* Job *
Render the following material again verbatim, leaving nothing out.

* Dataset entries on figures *
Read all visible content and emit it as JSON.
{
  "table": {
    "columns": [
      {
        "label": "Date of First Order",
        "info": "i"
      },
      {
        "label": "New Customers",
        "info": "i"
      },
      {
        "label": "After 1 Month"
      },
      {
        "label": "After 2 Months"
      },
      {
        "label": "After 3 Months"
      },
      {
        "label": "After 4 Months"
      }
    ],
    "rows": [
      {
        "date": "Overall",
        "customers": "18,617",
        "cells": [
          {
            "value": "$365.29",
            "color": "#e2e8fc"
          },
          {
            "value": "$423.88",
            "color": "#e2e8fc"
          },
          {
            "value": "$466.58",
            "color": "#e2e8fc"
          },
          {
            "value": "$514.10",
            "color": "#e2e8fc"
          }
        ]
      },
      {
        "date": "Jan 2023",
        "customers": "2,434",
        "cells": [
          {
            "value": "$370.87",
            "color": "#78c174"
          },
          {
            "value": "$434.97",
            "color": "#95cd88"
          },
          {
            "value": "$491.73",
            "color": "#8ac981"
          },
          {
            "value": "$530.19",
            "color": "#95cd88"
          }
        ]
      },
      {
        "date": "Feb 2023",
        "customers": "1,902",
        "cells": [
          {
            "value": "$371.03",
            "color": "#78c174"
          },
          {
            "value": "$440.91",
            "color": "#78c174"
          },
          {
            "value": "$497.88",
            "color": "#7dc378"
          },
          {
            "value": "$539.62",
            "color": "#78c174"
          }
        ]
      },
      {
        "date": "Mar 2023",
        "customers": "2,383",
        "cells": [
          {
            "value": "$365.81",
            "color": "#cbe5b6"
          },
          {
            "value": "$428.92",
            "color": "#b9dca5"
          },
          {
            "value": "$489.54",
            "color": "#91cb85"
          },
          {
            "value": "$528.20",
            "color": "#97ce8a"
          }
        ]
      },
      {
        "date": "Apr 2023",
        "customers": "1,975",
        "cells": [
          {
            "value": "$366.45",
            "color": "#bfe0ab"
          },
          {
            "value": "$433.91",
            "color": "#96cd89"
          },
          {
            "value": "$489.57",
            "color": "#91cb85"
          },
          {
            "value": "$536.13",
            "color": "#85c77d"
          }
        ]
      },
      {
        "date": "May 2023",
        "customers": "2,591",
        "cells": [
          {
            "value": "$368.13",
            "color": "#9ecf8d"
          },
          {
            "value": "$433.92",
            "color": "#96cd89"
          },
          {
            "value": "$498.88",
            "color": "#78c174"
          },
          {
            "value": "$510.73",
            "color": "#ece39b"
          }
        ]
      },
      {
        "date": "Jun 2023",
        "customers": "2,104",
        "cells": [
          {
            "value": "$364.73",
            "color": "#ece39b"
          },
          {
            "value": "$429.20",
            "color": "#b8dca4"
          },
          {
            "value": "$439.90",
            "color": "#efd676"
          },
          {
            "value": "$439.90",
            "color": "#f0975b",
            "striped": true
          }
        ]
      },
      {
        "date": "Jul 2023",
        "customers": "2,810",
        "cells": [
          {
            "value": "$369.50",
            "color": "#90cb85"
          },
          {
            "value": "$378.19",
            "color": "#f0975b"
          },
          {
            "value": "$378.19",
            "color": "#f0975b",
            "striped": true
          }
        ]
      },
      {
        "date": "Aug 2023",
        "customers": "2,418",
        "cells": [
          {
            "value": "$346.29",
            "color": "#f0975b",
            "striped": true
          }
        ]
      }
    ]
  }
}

* Exercise answer *
Read all visible content and emit it as JSON.
{
  "table": {
    "columns": [
      {
        "label": "Date of First Order",
        "info": "i"
      },
      {
        "label": "New Customers",
        "info": "i"
      },
      {
        "label": "After 1 Month"
      },
      {
        "label": "After 2 Months"
      },
      {
        "label": "After 3 Months"
      },
      {
        "label": "After 4 Months"
      }
    ],
    "rows": [
      {
        "date": "Overall",
        "customers": "18,617",
        "cells": [
          {
            "value": "$365.29",
            "color": "#e2e8fc"
          },
          {
            "value": "$423.88",
            "color": "#e2e8fc"
          },
          {
            "value": "$466.58",
            "color": "#e2e8fc"
          },
          {
            "value": "$514.10",
            "color": "#e2e8fc"
          }
        ]
      },
      {
        "date": "Jan 2023",
        "customers": "2,434",
        "cells": [
          {
            "value": "$370.87",
            "color": "#78c174"
          },
          {
            "value": "$434.97",
            "color": "#95cd88"
          },
          {
            "value": "$491.73",
            "color": "#8ac981"
          },
          {
            "value": "$530.19",
            "color": "#95cd88"
          }
        ]
      },
      {
        "date": "Feb 2023",
        "customers": "1,902",
        "cells": [
          {
            "value": "$371.03",
            "color": "#78c174"
          },
          {
            "value": "$440.91",
            "color": "#78c174"
          },
          {
            "value": "$497.88",
            "color": "#7dc378"
          },
          {
            "value": "$539.62",
            "color": "#78c174"
          }
        ]
      },
      {
        "date": "Mar 2023",
        "customers": "2,383",
        "cells": [
          {
            "value": "$365.81",
            "color": "#cbe5b6"
          },
          {
            "value": "$428.92",
            "color": "#b9dca5"
          },
          {
            "value": "$489.54",
            "color": "#91cb85"
          },
          {
            "value": "$528.20",
            "color": "#97ce8a"
          }
        ]
      },
      {
        "date": "Apr 2023",
        "customers": "1,975",
        "cells": [
          {
            "value": "$366.45",
            "color": "#bfe0ab"
          },
          {
            "value": "$433.91",
            "color": "#96cd89"
          },
          {
            "value": "$489.57",
            "color": "#91cb85"
          },
          {
            "value": "$536.13",
            "color": "#85c77d"
          }
        ]
      },
      {
        "date": "May 2023",
        "customers": "2,591",
        "cells": [
          {
            "value": "$368.13",
            "color": "#9ecf8d"
          },
          {
            "value": "$433.92",
            "color": "#96cd89"
          },
          {
            "value": "$498.88",
            "color": "#78c174"
          },
          {
            "value": "$510.73",
            "color": "#ece39b"
          }
        ]
      },
      {
        "date": "Jun 2023",
        "customers": "2,104",
        "cells": [
          {
            "value": "$364.73",
            "color": "#ece39b"
          },
          {
            "value": "$429.20",
            "color": "#b8dca4"
          },
          {
            "value": "$439.90",
            "color": "#efd676"
          },
          {
            "value": "$439.90",
            "color": "#f0975b",
            "striped": true
          }
        ]
      },
      {
        "date": "Jul 2023",
        "customers": "2,810",
        "cells": [
          {
            "value": "$369.50",
            "color": "#90cb85"
          },
          {
            "value": "$378.19",
            "color": "#f0975b"
          },
          {
            "value": "$378.19",
            "color": "#f0975b",
            "striped": true
          }
        ]
      },
      {
        "date": "Aug 2023",
        "customers": "2,418",
        "cells": [
          {
            "value": "$346.29",
            "color": "#f0975b",
            "striped": true
          }
        ]
      }
    ]
  }
}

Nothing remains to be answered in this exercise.